● Data lines
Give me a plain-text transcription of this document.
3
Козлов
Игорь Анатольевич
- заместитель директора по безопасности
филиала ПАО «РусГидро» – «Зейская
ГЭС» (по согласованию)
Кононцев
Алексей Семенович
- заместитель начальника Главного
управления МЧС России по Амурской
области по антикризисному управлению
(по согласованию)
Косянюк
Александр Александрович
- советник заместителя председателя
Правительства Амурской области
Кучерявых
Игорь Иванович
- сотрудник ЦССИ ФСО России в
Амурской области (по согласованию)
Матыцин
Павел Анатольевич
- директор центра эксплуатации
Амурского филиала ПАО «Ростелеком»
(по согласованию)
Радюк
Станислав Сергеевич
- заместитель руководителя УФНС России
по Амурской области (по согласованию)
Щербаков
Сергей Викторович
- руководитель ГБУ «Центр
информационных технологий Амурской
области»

● Exercise objective
Repeat the records above exactly, leaving none out.

● Solved exercise
Give me a plain-text transcription of this document.
3
Козлов
Игорь Анатольевич
- заместитель директора по безопасности
филиала ПАО «РусГидро» – «Зейская
ГЭС» (по согласованию)
Кононцев
Алексей Семенович
- заместитель начальника Главного
управления МЧС России по Амурской
области по антикризисному управлению
(по согласованию)
Косянюк
Александр Александрович
- советник заместителя председателя
Правительства Амурской области
Кучерявых
Игорь Иванович
- сотрудник ЦССИ ФСО России в
Амурской области (по согласованию)
Матыцин
Павел Анатольевич
- директор центра эксплуатации
Амурского филиала ПАО «Ростелеком»
(по согласованию)
Радюк
Станислав Сергеевич
- заместитель руководителя УФНС России
по Амурской области (по согласованию)
Щербаков
Сергей Викторович
- руководитель ГБУ «Центр
информационных технологий Амурской
области»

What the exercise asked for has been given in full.